Provided text:

________________

Extinct genus of carnivores

Cynarctoides is an extinct genus of the Borophaginae subfamily of canids endemic to North America. It lived from the Early Oligocene to the Middle Miocene, 33.3—13.6 Mya, existing for approximately . Seven species are currently recognised, all of which are estimated to have weighed no more than 1 kg.

== Description ==
The genus had an unusual dentition that implies an omnivorous, or possibly even herbivorous, diet. Its Hunter-Schreger bands were undulating, indicating it was not adapted for durophagy.

==Species==
- Cynarctoides acridens Barbour & Cook 1914 (syn. Cynarctus mustelinus) - Wyoming, California, New Mexico, Texas, ~20.6—16.3 Ma
- Cynarctoides emryi Wang et al. 1999 - Nebraska ~20.6—16.3 Ma
- Cynarctoides gawnae Wang et al. 1999 - New Mexico ~20.3—5.3 Ma
- Cynarctoides harlowi Loomis 1932 - Wyoming ~24.8—20.6 Ma
- Cynarctoides lemur Cope 1879 - Oregon, South Dakota, Florida ~24.8—20.6 Ma
- Cynarctoides luskensis Wang et al. 1999 - Wyoming ~24.8—20.6 M
- Cynarctoides roii Macdonald 1963 - South Dakota, Nebraska ~30.8—26.3 Ma

Fossil evidence suggests that C. lemur migrated to the east and southeast over time becoming extinct in the northwest followed by the upper Great Plains and then the southeast.

________________

Source data:
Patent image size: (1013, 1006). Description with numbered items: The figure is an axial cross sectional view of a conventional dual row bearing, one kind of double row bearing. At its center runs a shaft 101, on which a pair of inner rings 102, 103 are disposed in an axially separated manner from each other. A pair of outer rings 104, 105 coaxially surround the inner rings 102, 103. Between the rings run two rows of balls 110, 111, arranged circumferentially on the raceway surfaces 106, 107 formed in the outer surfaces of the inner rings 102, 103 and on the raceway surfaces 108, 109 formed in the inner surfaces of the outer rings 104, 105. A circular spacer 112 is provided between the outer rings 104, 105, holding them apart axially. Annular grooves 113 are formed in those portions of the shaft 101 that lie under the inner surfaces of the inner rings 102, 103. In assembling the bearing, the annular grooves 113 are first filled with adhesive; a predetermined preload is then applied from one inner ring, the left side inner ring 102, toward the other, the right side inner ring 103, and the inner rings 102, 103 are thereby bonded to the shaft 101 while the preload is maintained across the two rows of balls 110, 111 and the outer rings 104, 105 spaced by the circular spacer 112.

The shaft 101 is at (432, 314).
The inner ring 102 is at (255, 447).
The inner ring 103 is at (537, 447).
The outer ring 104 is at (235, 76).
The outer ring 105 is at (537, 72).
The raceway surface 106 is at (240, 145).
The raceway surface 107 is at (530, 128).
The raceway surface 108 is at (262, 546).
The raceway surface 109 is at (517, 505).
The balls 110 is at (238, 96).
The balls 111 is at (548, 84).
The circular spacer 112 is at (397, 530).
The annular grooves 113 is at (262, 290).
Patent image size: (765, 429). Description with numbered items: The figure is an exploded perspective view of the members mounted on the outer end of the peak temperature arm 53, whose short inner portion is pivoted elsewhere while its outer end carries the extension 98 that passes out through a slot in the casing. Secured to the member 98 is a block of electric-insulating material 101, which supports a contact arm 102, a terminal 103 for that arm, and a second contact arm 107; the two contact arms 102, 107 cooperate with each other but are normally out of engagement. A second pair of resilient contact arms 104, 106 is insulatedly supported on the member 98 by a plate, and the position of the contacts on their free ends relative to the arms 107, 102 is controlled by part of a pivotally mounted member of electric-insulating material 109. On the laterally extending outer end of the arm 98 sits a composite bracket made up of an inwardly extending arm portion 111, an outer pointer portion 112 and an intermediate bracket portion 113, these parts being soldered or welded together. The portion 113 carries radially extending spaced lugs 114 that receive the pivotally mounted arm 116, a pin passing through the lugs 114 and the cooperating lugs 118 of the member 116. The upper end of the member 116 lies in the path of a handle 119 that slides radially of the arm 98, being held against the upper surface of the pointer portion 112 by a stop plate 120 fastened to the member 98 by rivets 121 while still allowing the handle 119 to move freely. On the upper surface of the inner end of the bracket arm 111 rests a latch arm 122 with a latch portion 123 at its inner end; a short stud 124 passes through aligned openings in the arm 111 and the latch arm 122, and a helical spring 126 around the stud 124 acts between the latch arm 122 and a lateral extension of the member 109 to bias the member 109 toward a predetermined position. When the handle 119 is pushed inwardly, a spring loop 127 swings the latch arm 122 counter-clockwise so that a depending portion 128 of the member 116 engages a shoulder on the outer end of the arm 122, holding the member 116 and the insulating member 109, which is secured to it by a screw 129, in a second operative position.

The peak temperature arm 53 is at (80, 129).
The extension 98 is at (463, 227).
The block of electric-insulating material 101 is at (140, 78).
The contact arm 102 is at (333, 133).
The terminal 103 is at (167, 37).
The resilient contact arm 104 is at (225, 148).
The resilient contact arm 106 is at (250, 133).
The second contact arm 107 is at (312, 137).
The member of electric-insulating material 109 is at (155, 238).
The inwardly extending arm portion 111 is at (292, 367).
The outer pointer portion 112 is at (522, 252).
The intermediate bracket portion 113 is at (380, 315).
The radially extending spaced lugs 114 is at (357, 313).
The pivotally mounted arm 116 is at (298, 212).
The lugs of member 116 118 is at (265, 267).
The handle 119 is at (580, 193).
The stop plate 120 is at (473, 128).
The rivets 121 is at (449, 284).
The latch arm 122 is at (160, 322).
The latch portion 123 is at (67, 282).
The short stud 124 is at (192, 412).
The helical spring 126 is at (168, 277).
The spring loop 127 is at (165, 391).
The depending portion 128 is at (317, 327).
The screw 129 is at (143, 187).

________________

Repeat the passage of the Cynarctoides text word for word, starting with "Extinct genus of carnivores" and going on through "adapted for durophagy.".

Extinct genus of carnivores

Cynarctoides is an extinct genus of the Borophaginae subfamily of canids endemic to North America. It lived from the Early Oligocene to the Middle Miocene, 33.3—13.6 Mya, existing for approximately . Seven species are currently recognised, all of which are estimated to have weighed no more than 1 kg.

== Description ==
The genus had an unusual dentition that implies an omnivorous, or possibly even herbivorous, diet. Its Hunter-Schreger bands were undulating, indicating it was not adapted for durophagy.